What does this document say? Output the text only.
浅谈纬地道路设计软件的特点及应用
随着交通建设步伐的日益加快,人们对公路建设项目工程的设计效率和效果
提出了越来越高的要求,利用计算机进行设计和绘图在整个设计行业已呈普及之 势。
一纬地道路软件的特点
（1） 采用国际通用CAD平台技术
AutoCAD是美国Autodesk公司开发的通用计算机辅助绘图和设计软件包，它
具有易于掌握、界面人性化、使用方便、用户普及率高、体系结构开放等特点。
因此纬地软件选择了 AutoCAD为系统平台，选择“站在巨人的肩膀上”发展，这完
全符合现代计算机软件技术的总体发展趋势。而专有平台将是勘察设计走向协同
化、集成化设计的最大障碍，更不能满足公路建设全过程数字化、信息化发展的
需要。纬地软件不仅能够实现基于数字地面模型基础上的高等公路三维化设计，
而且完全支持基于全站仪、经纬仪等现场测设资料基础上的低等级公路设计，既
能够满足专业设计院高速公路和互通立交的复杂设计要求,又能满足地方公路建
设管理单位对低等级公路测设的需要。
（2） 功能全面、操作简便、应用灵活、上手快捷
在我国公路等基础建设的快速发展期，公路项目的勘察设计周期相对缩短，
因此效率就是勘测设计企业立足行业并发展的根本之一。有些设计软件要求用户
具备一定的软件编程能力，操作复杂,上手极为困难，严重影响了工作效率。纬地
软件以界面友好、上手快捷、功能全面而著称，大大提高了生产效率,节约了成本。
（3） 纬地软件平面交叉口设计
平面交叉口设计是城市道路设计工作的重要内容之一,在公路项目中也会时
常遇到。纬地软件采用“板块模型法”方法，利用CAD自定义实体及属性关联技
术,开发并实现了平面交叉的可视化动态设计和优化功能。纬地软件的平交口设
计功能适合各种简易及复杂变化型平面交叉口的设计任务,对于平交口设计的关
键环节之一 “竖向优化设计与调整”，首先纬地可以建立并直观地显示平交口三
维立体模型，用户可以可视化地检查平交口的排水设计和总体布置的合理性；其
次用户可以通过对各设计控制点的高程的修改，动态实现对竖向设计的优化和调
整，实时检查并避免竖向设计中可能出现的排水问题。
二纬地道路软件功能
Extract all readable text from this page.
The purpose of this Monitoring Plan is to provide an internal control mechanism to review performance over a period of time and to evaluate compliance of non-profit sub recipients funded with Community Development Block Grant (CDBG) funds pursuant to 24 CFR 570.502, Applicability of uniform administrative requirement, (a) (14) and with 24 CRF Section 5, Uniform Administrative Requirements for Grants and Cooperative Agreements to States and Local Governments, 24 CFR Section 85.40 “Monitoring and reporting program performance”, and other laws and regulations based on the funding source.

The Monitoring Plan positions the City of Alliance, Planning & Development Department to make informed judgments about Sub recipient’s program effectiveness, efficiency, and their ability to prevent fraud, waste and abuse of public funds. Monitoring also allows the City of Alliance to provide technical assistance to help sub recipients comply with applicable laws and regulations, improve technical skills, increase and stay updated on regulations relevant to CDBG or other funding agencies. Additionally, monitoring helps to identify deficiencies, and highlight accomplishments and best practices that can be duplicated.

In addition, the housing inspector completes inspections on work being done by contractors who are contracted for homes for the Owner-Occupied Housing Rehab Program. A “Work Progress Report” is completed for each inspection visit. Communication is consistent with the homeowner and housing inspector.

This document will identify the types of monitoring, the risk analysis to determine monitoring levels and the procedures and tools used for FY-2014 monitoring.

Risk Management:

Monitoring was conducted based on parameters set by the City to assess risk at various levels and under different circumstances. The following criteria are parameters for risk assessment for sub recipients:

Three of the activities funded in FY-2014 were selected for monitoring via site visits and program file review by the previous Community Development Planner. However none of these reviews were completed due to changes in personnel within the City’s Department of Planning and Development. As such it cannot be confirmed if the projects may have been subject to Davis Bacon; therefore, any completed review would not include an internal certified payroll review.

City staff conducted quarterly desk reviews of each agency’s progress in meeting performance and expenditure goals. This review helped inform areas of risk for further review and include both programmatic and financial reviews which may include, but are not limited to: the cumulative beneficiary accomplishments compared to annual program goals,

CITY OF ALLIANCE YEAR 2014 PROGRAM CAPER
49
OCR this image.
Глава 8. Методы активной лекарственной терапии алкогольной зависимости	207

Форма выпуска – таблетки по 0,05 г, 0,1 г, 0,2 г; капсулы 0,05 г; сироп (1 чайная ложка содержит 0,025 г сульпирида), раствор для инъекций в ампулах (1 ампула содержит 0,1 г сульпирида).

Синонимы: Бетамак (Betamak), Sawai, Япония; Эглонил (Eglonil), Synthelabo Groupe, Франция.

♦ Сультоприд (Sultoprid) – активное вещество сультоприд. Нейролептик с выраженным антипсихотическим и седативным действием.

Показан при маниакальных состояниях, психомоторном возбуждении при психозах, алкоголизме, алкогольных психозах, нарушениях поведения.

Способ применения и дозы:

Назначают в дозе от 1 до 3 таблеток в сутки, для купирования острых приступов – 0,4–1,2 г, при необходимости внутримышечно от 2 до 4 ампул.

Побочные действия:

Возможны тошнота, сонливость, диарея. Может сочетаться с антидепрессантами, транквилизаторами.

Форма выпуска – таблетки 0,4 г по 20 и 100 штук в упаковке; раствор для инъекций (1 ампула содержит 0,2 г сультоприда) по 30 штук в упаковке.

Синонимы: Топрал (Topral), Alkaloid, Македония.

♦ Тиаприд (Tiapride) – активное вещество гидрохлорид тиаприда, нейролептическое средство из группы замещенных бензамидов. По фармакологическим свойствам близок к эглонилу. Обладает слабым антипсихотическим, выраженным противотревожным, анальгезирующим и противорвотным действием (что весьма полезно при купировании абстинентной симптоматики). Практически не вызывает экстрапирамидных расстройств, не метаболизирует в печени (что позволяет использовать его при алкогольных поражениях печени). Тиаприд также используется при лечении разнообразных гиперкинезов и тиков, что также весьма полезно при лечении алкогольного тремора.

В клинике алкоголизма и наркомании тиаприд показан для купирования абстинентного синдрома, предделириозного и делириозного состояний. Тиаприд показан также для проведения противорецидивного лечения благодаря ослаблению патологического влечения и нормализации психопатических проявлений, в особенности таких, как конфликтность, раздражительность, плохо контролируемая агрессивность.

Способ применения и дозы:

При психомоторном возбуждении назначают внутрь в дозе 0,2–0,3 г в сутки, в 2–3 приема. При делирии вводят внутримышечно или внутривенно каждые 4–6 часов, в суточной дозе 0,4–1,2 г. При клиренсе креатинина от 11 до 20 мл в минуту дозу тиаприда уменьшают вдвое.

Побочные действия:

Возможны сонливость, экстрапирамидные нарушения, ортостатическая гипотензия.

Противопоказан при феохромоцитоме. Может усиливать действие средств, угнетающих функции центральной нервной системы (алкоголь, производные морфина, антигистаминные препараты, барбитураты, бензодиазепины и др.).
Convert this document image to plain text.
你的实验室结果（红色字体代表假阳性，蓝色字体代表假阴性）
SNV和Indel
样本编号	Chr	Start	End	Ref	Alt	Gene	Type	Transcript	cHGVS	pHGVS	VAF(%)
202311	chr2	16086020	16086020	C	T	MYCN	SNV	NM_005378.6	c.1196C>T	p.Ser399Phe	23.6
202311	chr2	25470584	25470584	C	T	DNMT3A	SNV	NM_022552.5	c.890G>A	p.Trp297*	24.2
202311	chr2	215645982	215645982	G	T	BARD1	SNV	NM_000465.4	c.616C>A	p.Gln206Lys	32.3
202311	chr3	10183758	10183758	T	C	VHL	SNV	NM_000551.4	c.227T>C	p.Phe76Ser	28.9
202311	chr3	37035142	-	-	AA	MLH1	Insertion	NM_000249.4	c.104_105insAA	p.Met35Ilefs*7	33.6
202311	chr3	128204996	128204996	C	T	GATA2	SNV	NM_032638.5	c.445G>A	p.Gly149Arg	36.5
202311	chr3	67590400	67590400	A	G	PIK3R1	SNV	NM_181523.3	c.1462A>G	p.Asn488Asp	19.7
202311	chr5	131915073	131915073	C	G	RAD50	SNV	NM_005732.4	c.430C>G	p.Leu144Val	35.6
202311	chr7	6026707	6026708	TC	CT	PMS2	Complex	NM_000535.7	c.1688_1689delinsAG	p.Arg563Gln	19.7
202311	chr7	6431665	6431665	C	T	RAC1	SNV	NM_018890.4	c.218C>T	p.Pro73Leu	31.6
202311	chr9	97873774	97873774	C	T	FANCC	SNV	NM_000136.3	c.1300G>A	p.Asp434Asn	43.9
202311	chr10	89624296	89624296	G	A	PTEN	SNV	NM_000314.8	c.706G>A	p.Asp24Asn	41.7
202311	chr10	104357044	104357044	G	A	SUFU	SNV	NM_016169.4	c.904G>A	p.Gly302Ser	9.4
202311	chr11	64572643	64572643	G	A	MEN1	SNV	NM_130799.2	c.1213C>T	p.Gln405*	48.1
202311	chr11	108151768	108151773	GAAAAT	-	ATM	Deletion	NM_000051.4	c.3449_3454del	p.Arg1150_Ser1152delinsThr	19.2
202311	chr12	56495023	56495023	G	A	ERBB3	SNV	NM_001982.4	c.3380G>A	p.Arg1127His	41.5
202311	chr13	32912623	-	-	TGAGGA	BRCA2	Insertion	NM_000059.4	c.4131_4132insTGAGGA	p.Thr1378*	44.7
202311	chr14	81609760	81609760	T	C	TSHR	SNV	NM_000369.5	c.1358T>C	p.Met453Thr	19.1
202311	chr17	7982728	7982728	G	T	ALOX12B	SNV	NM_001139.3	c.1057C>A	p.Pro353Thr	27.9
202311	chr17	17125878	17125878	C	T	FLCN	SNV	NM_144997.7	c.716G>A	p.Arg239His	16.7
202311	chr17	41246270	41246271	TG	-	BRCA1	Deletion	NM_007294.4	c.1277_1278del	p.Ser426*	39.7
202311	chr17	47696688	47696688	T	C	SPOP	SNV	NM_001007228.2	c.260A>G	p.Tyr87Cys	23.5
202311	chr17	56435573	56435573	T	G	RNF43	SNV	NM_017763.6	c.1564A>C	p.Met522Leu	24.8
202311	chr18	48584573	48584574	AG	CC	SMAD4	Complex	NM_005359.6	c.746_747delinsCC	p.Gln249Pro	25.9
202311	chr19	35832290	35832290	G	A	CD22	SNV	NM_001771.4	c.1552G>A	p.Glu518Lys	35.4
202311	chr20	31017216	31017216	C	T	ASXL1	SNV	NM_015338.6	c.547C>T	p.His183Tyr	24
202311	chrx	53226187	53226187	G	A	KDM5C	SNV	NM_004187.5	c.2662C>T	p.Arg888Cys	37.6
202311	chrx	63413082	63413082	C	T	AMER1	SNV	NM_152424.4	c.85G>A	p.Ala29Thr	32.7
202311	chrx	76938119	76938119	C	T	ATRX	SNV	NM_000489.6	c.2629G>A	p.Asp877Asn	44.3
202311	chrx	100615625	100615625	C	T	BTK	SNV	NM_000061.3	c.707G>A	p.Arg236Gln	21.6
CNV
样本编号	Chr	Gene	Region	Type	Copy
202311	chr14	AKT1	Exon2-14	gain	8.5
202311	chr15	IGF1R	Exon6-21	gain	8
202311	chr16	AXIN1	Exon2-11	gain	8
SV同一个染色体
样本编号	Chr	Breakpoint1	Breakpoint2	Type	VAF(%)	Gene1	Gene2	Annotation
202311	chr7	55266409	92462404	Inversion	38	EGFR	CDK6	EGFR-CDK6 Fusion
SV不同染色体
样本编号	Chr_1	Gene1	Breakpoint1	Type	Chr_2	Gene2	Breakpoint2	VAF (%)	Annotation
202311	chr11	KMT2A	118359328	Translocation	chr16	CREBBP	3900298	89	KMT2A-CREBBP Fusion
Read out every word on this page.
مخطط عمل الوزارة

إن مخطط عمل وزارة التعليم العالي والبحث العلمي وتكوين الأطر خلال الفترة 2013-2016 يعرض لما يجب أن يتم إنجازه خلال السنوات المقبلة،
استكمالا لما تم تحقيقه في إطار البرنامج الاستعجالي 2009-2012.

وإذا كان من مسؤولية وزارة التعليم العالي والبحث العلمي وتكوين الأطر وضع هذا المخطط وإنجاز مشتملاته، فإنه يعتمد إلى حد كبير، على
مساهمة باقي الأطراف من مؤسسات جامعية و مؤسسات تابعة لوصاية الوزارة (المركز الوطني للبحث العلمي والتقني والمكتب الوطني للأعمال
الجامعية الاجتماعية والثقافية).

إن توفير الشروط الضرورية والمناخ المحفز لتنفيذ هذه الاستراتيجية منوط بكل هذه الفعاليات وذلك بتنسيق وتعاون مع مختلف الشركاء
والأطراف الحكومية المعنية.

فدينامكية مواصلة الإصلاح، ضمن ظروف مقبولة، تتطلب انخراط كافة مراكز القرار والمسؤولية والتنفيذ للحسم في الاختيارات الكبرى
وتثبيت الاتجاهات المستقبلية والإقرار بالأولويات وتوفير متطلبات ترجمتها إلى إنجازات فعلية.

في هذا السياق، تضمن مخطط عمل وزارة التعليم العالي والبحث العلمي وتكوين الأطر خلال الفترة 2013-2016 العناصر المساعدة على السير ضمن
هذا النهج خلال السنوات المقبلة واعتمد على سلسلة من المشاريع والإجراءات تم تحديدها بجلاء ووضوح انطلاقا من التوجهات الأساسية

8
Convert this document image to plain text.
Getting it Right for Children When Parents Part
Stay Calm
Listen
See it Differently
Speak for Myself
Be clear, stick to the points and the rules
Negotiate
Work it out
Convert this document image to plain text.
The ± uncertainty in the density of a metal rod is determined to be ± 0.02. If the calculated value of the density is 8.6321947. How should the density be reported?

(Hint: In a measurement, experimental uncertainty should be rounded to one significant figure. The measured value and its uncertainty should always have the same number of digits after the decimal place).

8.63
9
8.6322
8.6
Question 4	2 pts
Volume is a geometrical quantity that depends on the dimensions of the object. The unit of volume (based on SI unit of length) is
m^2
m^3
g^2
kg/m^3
# # # #
EXERCISE DIRECTIONS
Determine the number of lines in the listing that hold the word "купирования", and supply that number and nothing further.

TASK RESPONSE
2